— begin Supplied records —
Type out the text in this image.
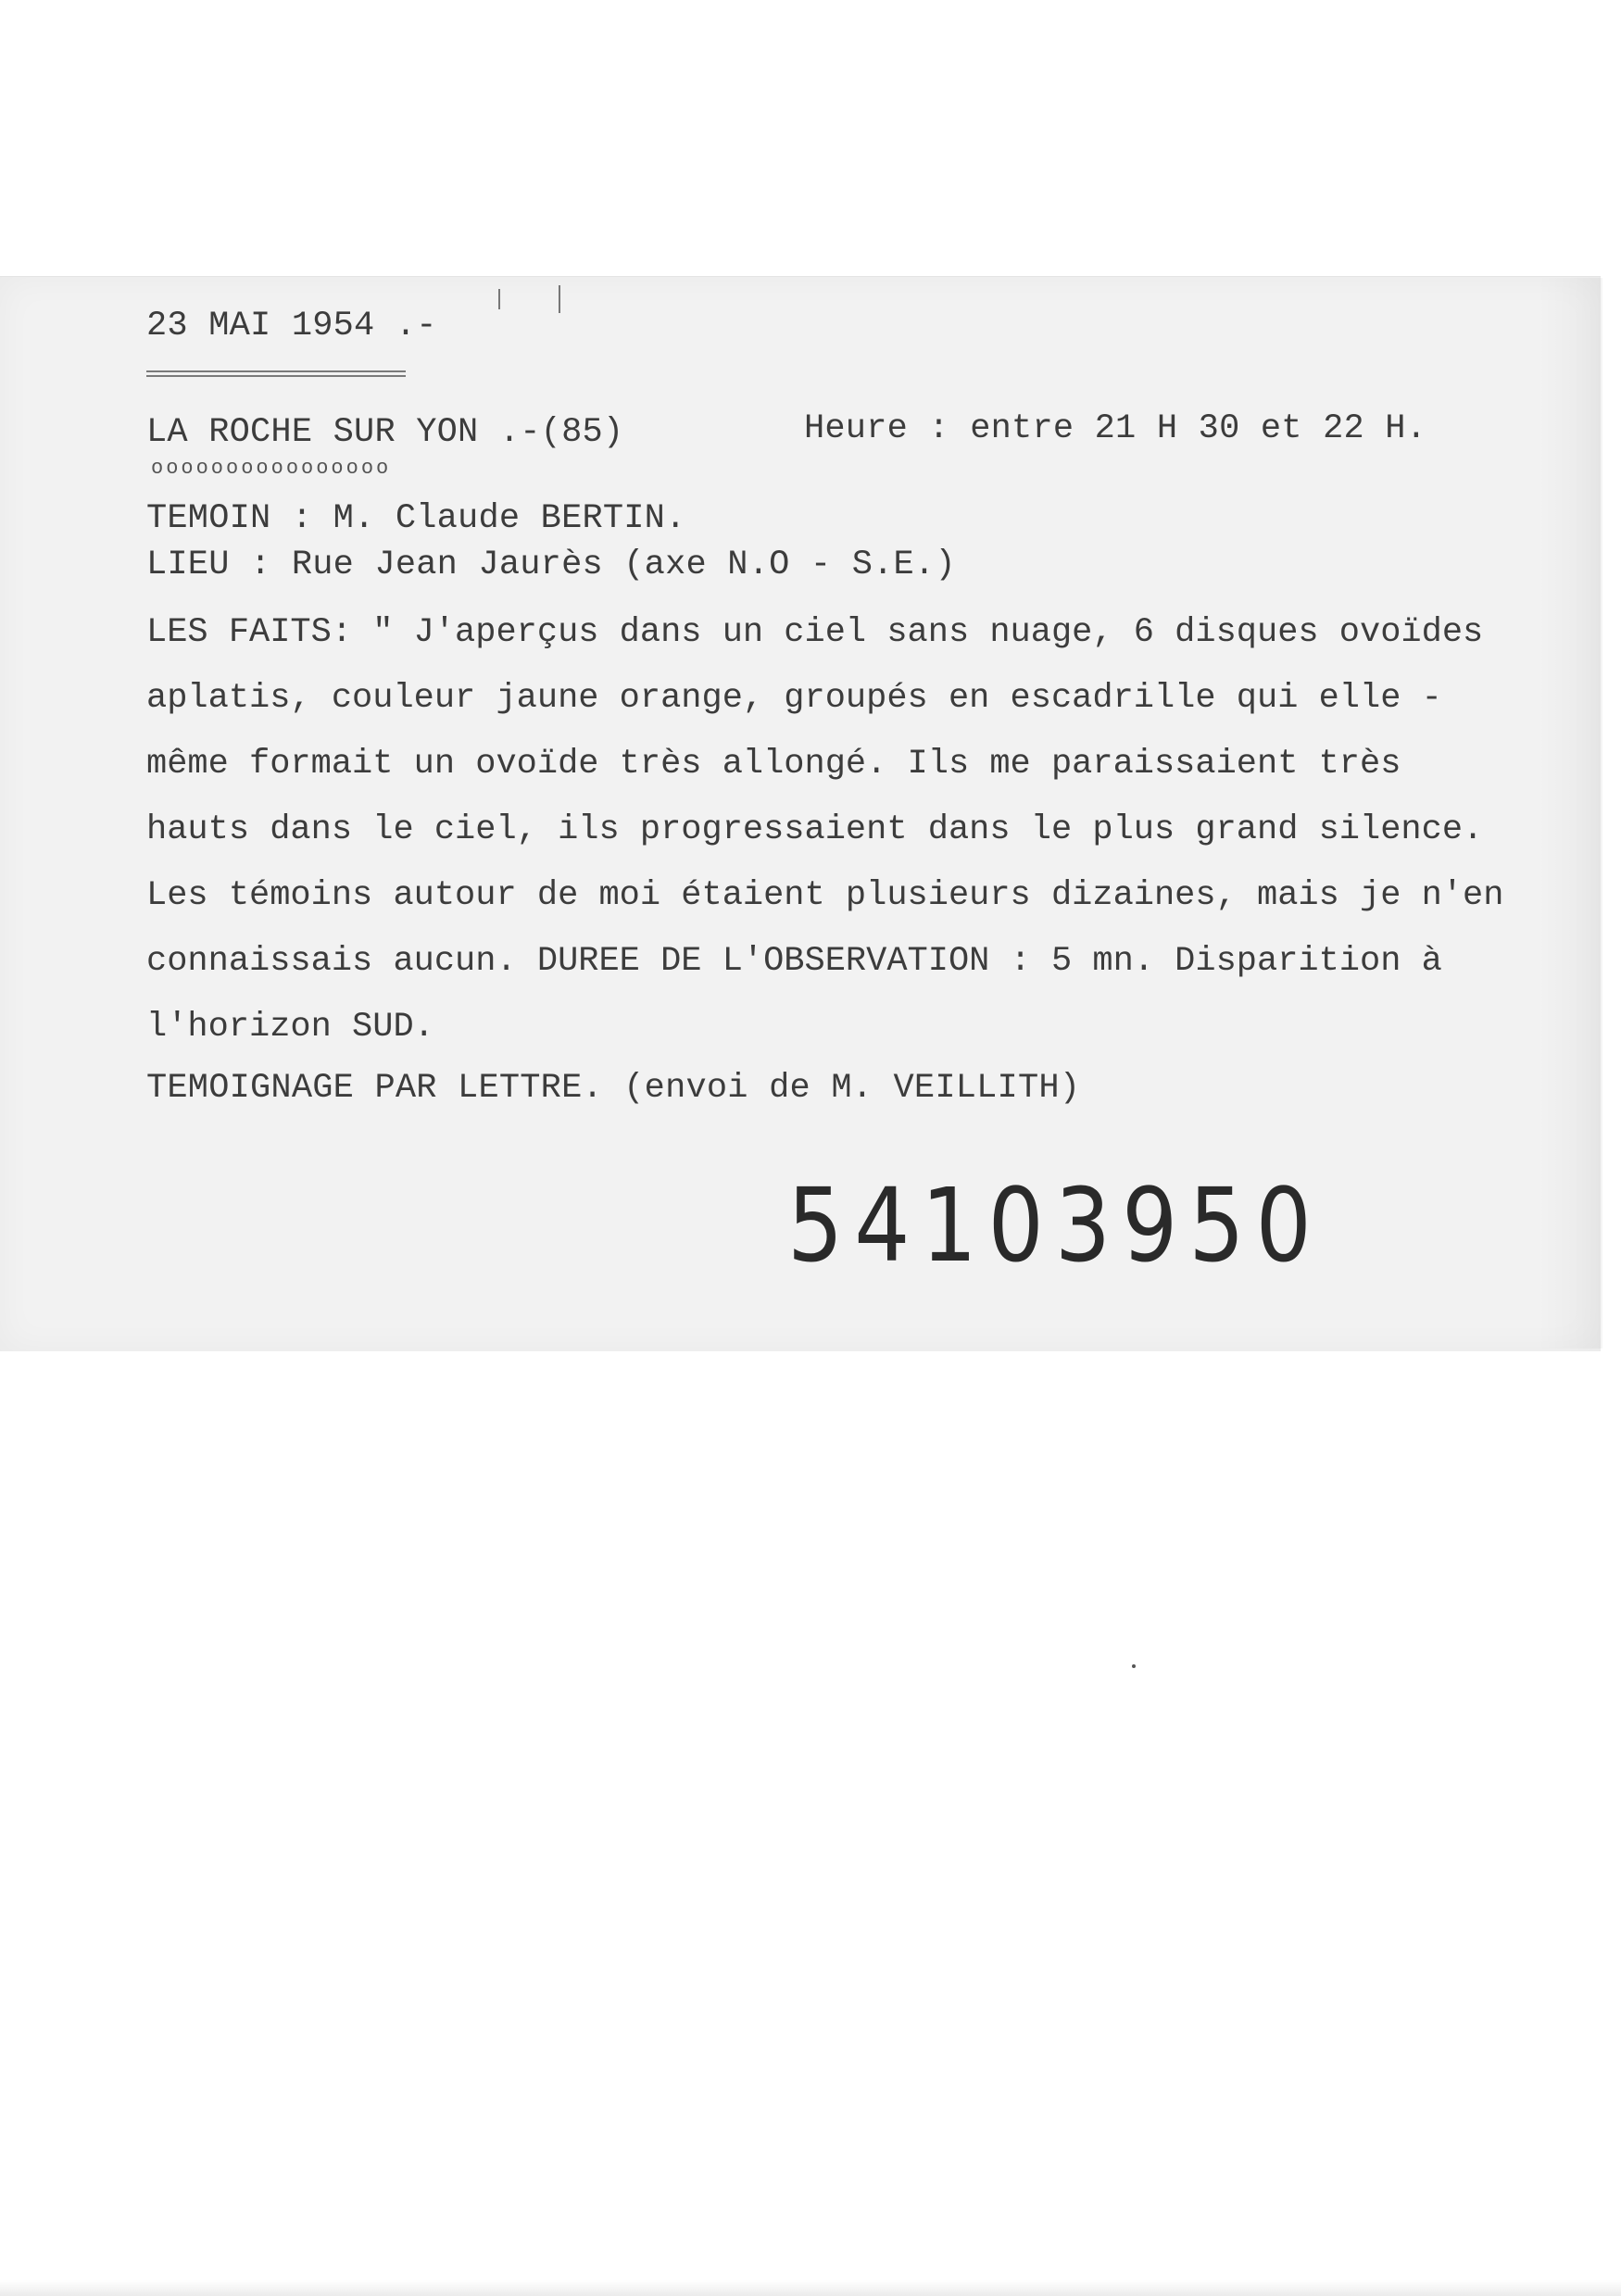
23 MAI 1954 .-
LA ROCHE SUR YON .-(85)	Heure : entre 21 H 30 et 22 H.
oooooooooooooooo
TEMOIN : M. Claude BERTIN.
LIEU : Rue Jean Jaurès (axe N.O - S.E.)
LES FAITS: " J'aperçus dans un ciel sans nuage, 6 disques ovoïdes
aplatis, couleur jaune orange, groupés en escadrille qui elle -
même formait un ovoïde très allongé. Ils me paraissaient très
hauts dans le ciel, ils progressaient dans le plus grand silence.
Les témoins autour de moi étaient plusieurs dizaines, mais je n'en
connaissais aucun. DUREE DE L'OBSERVATION : 5 mn. Disparition à
l'horizon SUD.
TEMOIGNAGE PAR LETTRE. (envoi de M. VEILLITH)
54103950
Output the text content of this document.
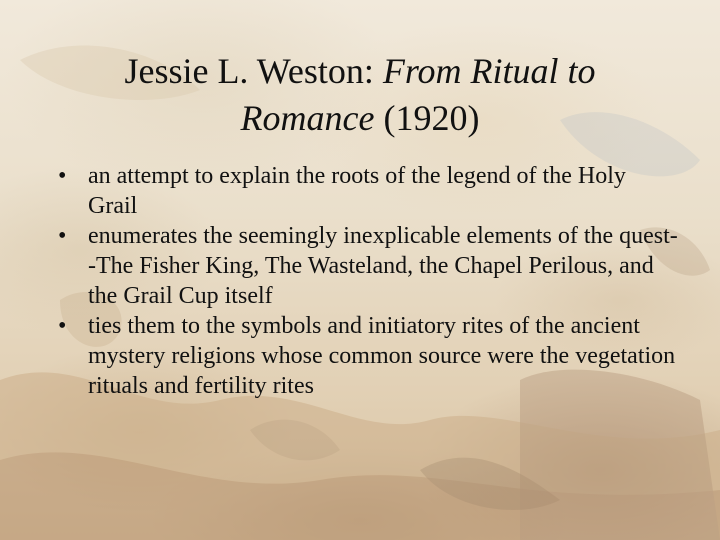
Jessie L. Weston: From Ritual to
Romance (1920)
• an attempt to explain the roots of the legend of the Holy Grail
• enumerates the seemingly inexplicable elements of the quest--The Fisher King, The Wasteland, the Chapel Perilous, and the Grail Cup itself
• ties them to the symbols and initiatory rites of the ancient mystery religions whose common source were the vegetation rituals and fertility rites
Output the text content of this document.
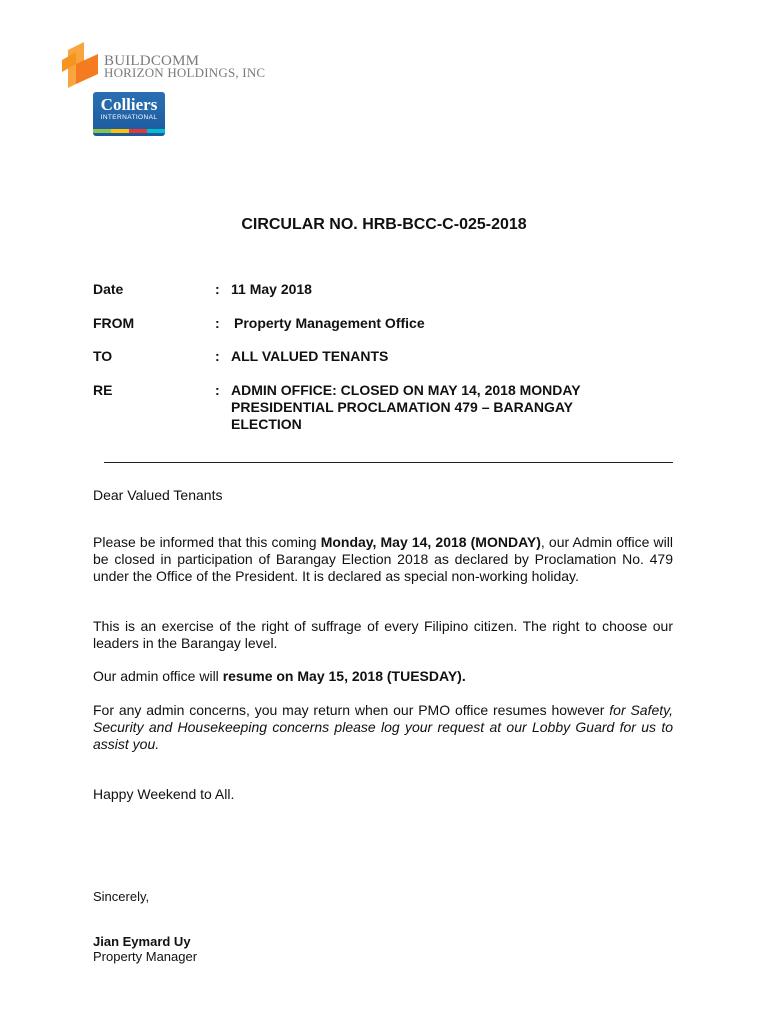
BUILDCOMM
HORIZON HOLDINGS, INC
Colliers
INTERNATIONAL
CIRCULAR NO. HRB-BCC-C-025-2018
Date	: 11 May 2018
FROM	: Property Management Office
TO	: ALL VALUED TENANTS
RE	: ADMIN OFFICE: CLOSED ON MAY 14, 2018 MONDAY
PRESIDENTIAL PROCLAMATION 479 – BARANGAY
ELECTION
Dear Valued Tenants
Please be informed that this coming Monday, May 14, 2018 (MONDAY), our Admin office will be closed in participation of Barangay Election 2018 as declared by Proclamation No. 479 under the Office of the President. It is declared as special non-working holiday.
This is an exercise of the right of suffrage of every Filipino citizen. The right to choose our leaders in the Barangay level.
Our admin office will resume on May 15, 2018 (TUESDAY).
For any admin concerns, you may return when our PMO office resumes however for Safety, Security and Housekeeping concerns please log your request at our Lobby Guard for us to assist you.
Happy Weekend to All.
Sincerely,
Jian Eymard Uy
Property Manager
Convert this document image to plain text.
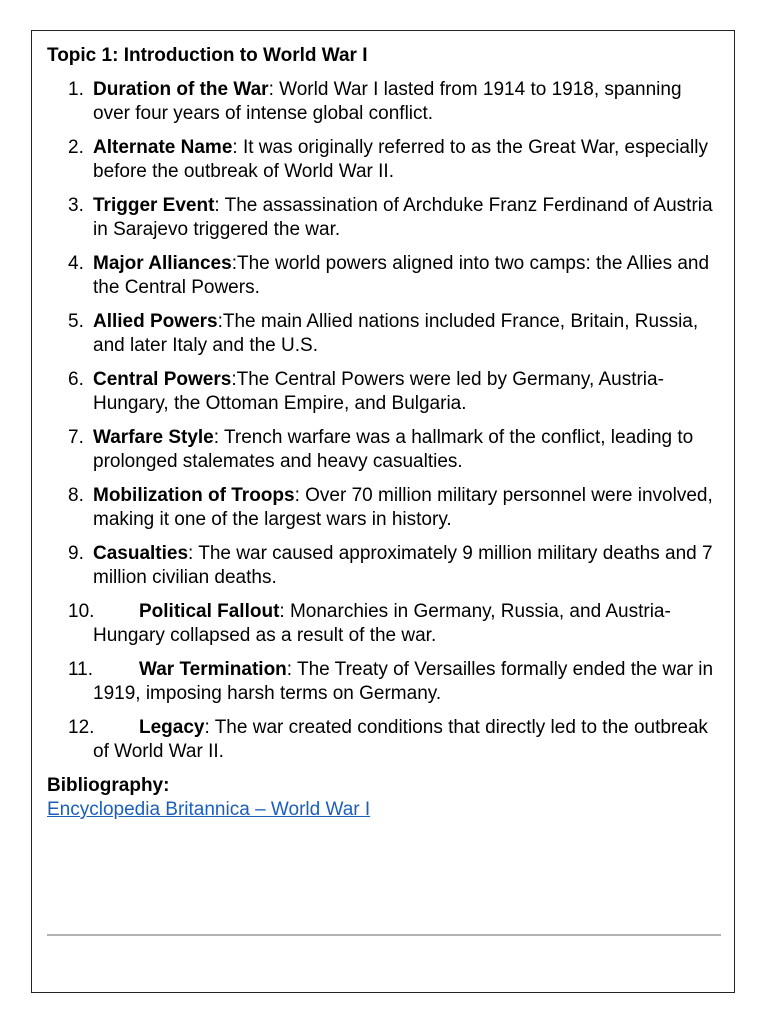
Topic 1: Introduction to World War I
1. Duration of the War: World War I lasted from 1914 to 1918, spanning over four years of intense global conflict.
2. Alternate Name: It was originally referred to as the Great War, especially before the outbreak of World War II.
3. Trigger Event: The assassination of Archduke Franz Ferdinand of Austria in Sarajevo triggered the war.
4. Major Alliances:The world powers aligned into two camps: the Allies and the Central Powers.
5. Allied Powers:The main Allied nations included France, Britain, Russia, and later Italy and the U.S.
6. Central Powers:The Central Powers were led by Germany, Austria-Hungary, the Ottoman Empire, and Bulgaria.
7. Warfare Style: Trench warfare was a hallmark of the conflict, leading to prolonged stalemates and heavy casualties.
8. Mobilization of Troops: Over 70 million military personnel were involved, making it one of the largest wars in history.
9. Casualties: The war caused approximately 9 million military deaths and 7 million civilian deaths.
10. Political Fallout: Monarchies in Germany, Russia, and Austria-Hungary collapsed as a result of the war.
11. War Termination: The Treaty of Versailles formally ended the war in 1919, imposing harsh terms on Germany.
12. Legacy: The war created conditions that directly led to the outbreak of World War II.
Bibliography:
Encyclopedia Britannica – World War I
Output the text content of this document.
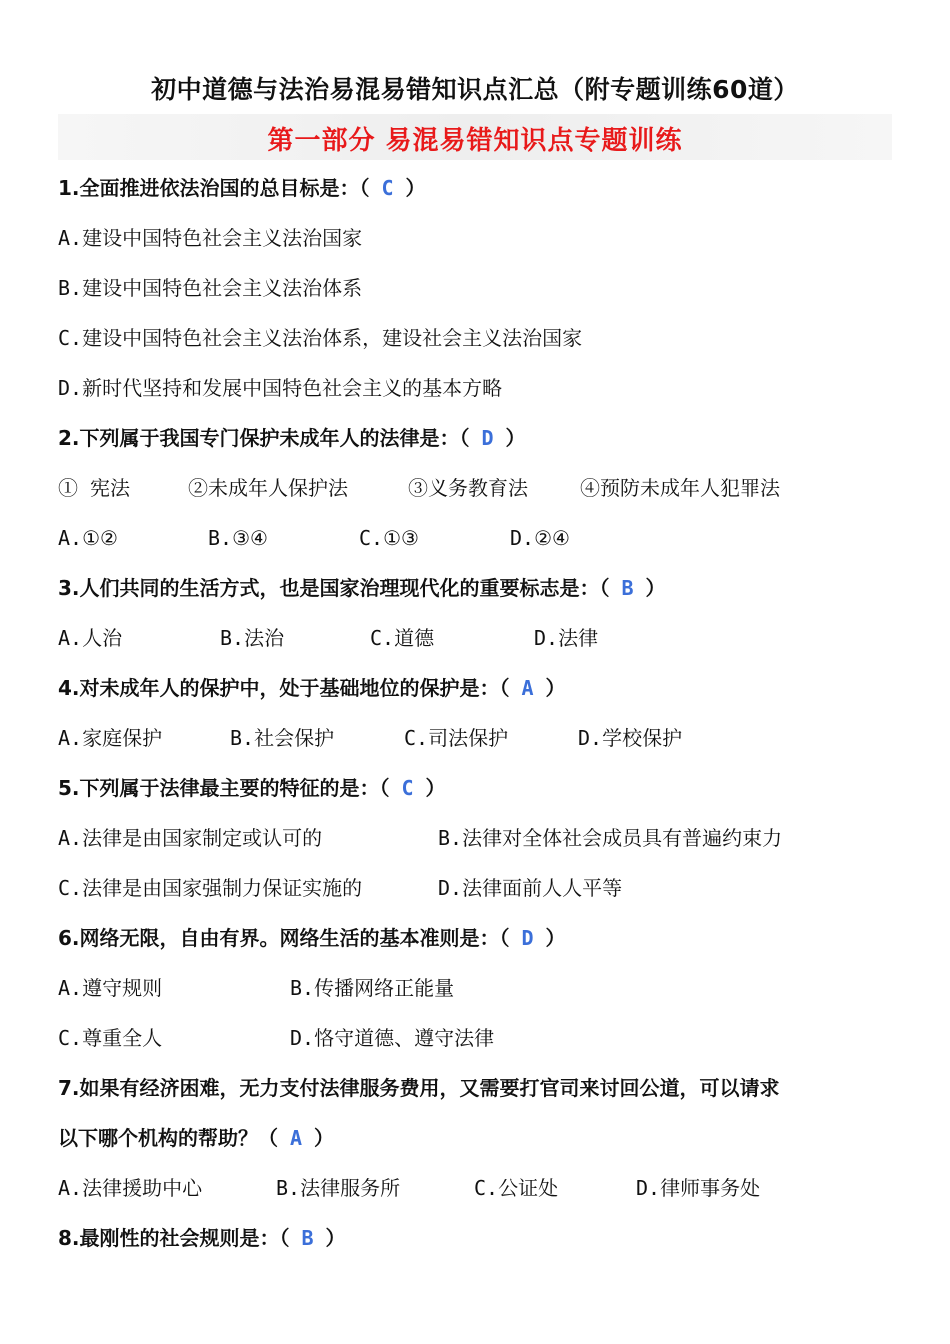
初中道德与法治易混易错知识点汇总（附专题训练60道）
第一部分 易混易错知识点专题训练
1.全面推进依法治国的总目标是：（ C ）
A.建设中国特色社会主义法治国家
B.建设中国特色社会主义法治体系
C.建设中国特色社会主义法治体系，建设社会主义法治国家
D.新时代坚持和发展中国特色社会主义的基本方略
2.下列属于我国专门保护未成年人的法律是：（ D ）
① 宪法	②未成年人保护法	③义务教育法	④预防未成年人犯罪法
A.①②	B.③④	C.①③	D.②④
3.人们共同的生活方式，也是国家治理现代化的重要标志是：（ B ）
A.人治	B.法治	C.道德	D.法律
4.对未成年人的保护中，处于基础地位的保护是：（ A ）
A.家庭保护	B.社会保护	C.司法保护	D.学校保护
5.下列属于法律最主要的特征的是：（ C ）
A.法律是由国家制定或认可的	B.法律对全体社会成员具有普遍约束力
C.法律是由国家强制力保证实施的	D.法律面前人人平等
6.网络无限，自由有界。网络生活的基本准则是：（ D ）
A.遵守规则	B.传播网络正能量
C.尊重全人	D.恪守道德、遵守法律
7.如果有经济困难，无力支付法律服务费用，又需要打官司来讨回公道，可以请求
以下哪个机构的帮助？（ A ）
A.法律援助中心	B.法律服务所	C.公证处	D.律师事务处
8.最刚性的社会规则是：（ B ）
— end Supplied records —
» Problem
The records shown above are to be repeated exactly, with the pictures left out.

» Reply to the exercise
Type out the text in this image.
23 MAI 1954 .-
LA ROCHE SUR YON .-(85)	Heure : entre 21 H 30 et 22 H.
oooooooooooooooo
TEMOIN : M. Claude BERTIN.
LIEU : Rue Jean Jaurès (axe N.O - S.E.)
LES FAITS: " J'aperçus dans un ciel sans nuage, 6 disques ovoïdes
aplatis, couleur jaune orange, groupés en escadrille qui elle -
même formait un ovoïde très allongé. Ils me paraissaient très
hauts dans le ciel, ils progressaient dans le plus grand silence.
Les témoins autour de moi étaient plusieurs dizaines, mais je n'en
connaissais aucun. DUREE DE L'OBSERVATION : 5 mn. Disparition à
l'horizon SUD.
TEMOIGNAGE PAR LETTRE. (envoi de M. VEILLITH)
54103950
Output the text content of this document.
Jessie L. Weston: From Ritual to
Romance (1920)
• an attempt to explain the roots of the legend of the Holy Grail
• enumerates the seemingly inexplicable elements of the quest--The Fisher King, The Wasteland, the Chapel Perilous, and the Grail Cup itself
• ties them to the symbols and initiatory rites of the ancient mystery religions whose common source were the vegetation rituals and fertility rites
Output the text content of this document.
BUILDCOMM
HORIZON HOLDINGS, INC
Colliers
INTERNATIONAL
CIRCULAR NO. HRB-BCC-C-025-2018
Date	: 11 May 2018
FROM	: Property Management Office
TO	: ALL VALUED TENANTS
RE	: ADMIN OFFICE: CLOSED ON MAY 14, 2018 MONDAY
PRESIDENTIAL PROCLAMATION 479 – BARANGAY
ELECTION
Dear Valued Tenants
Please be informed that this coming Monday, May 14, 2018 (MONDAY), our Admin office will be closed in participation of Barangay Election 2018 as declared by Proclamation No. 479 under the Office of the President. It is declared as special non-working holiday.
This is an exercise of the right of suffrage of every Filipino citizen. The right to choose our leaders in the Barangay level.
Our admin office will resume on May 15, 2018 (TUESDAY).
For any admin concerns, you may return when our PMO office resumes however for Safety, Security and Housekeeping concerns please log your request at our Lobby Guard for us to assist you.
Happy Weekend to All.
Sincerely,
Jian Eymard Uy
Property Manager
Convert this document image to plain text.
Topic 1: Introduction to World War I
1. Duration of the War: World War I lasted from 1914 to 1918, spanning over four years of intense global conflict.
2. Alternate Name: It was originally referred to as the Great War, especially before the outbreak of World War II.
3. Trigger Event: The assassination of Archduke Franz Ferdinand of Austria in Sarajevo triggered the war.
4. Major Alliances:The world powers aligned into two camps: the Allies and the Central Powers.
5. Allied Powers:The main Allied nations included France, Britain, Russia, and later Italy and the U.S.
6. Central Powers:The Central Powers were led by Germany, Austria-Hungary, the Ottoman Empire, and Bulgaria.
7. Warfare Style: Trench warfare was a hallmark of the conflict, leading to prolonged stalemates and heavy casualties.
8. Mobilization of Troops: Over 70 million military personnel were involved, making it one of the largest wars in history.
9. Casualties: The war caused approximately 9 million military deaths and 7 million civilian deaths.
10. Political Fallout: Monarchies in Germany, Russia, and Austria-Hungary collapsed as a result of the war.
11. War Termination: The Treaty of Versailles formally ended the war in 1919, imposing harsh terms on Germany.
12. Legacy: The war created conditions that directly led to the outbreak of World War II.
Bibliography:
Encyclopedia Britannica – World War I
Output the text content of this document.
初中道德与法治易混易错知识点汇总（附专题训练60道）
第一部分 易混易错知识点专题训练
1.全面推进依法治国的总目标是：（ C ）
A.建设中国特色社会主义法治国家
B.建设中国特色社会主义法治体系
C.建设中国特色社会主义法治体系，建设社会主义法治国家
D.新时代坚持和发展中国特色社会主义的基本方略
2.下列属于我国专门保护未成年人的法律是：（ D ）
① 宪法	②未成年人保护法	③义务教育法	④预防未成年人犯罪法
A.①②	B.③④	C.①③	D.②④
3.人们共同的生活方式，也是国家治理现代化的重要标志是：（ B ）
A.人治	B.法治	C.道德	D.法律
4.对未成年人的保护中，处于基础地位的保护是：（ A ）
A.家庭保护	B.社会保护	C.司法保护	D.学校保护
5.下列属于法律最主要的特征的是：（ C ）
A.法律是由国家制定或认可的	B.法律对全体社会成员具有普遍约束力
C.法律是由国家强制力保证实施的	D.法律面前人人平等
6.网络无限，自由有界。网络生活的基本准则是：（ D ）
A.遵守规则	B.传播网络正能量
C.尊重全人	D.恪守道德、遵守法律
7.如果有经济困难，无力支付法律服务费用，又需要打官司来讨回公道，可以请求
以下哪个机构的帮助？（ A ）
A.法律援助中心	B.法律服务所	C.公证处	D.律师事务处
8.最刚性的社会规则是：（ B ）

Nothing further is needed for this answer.